To do → Keep only the lines that hold the string "PYÖRÄSI", filtering out the rest of the entries below.

Stored data
☆ ☆ ☆
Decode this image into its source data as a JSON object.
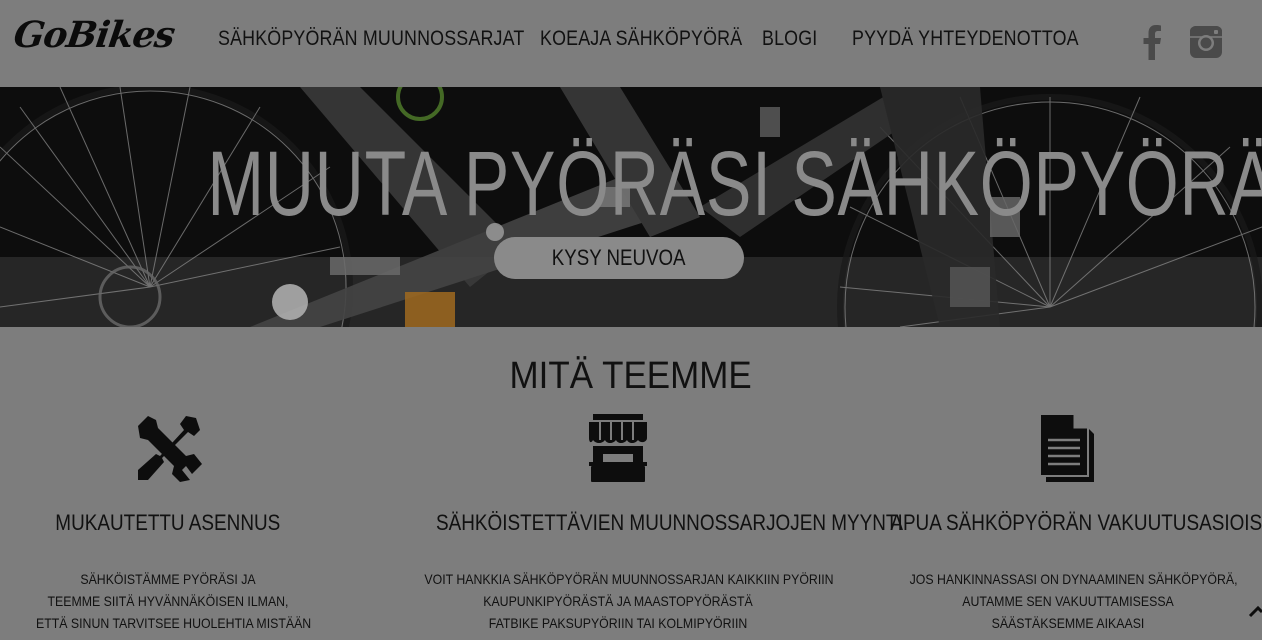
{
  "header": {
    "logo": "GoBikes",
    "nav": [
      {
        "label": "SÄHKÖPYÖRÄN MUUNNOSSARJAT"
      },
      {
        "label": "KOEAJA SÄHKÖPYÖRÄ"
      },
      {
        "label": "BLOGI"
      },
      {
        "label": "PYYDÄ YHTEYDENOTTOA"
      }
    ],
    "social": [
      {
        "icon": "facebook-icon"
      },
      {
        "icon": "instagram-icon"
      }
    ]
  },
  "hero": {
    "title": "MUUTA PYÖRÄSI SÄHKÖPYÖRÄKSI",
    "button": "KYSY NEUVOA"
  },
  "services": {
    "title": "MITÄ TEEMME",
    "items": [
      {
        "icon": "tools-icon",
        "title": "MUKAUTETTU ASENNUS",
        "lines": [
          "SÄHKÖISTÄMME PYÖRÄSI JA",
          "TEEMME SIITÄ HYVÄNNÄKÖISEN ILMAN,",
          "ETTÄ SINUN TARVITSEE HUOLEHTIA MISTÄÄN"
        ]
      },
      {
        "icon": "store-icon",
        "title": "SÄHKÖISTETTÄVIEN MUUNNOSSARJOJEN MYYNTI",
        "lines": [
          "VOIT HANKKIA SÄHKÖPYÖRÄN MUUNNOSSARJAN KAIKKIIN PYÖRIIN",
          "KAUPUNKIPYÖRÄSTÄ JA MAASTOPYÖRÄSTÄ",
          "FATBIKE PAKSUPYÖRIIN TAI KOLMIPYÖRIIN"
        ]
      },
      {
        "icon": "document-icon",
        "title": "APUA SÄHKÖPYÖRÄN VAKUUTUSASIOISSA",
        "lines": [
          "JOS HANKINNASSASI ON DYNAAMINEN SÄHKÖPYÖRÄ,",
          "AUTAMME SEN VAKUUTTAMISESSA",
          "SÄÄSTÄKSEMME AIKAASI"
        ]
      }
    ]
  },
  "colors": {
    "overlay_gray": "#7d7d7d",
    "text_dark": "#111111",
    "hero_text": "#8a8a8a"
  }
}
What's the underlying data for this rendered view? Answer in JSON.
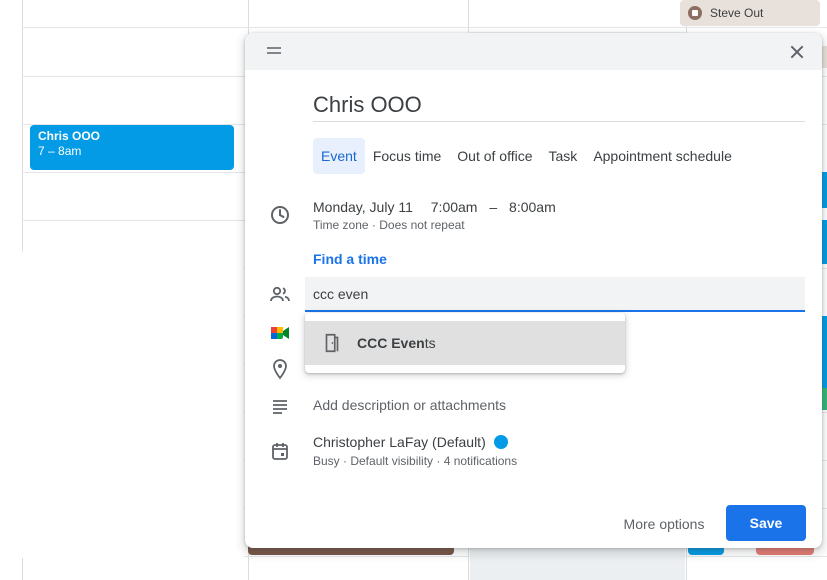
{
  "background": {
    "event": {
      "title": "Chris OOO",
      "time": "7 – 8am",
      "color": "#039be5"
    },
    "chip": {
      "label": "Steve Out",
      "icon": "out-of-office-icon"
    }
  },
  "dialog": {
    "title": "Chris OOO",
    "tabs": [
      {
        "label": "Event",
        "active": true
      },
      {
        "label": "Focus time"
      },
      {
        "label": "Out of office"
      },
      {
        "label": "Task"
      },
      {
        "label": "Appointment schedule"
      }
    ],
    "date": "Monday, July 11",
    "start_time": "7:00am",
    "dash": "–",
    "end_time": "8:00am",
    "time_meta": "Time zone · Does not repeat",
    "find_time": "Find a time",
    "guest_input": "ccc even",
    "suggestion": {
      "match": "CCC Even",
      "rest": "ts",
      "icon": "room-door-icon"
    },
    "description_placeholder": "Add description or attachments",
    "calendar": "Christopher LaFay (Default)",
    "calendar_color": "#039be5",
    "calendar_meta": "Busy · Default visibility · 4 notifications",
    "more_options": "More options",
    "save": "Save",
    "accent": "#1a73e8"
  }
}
☆ ☆ ☆
Response →
    "title": "MUUTA PYÖRÄSI SÄHKÖPYÖRÄKSI",
          "SÄHKÖISTÄMME PYÖRÄSI JA",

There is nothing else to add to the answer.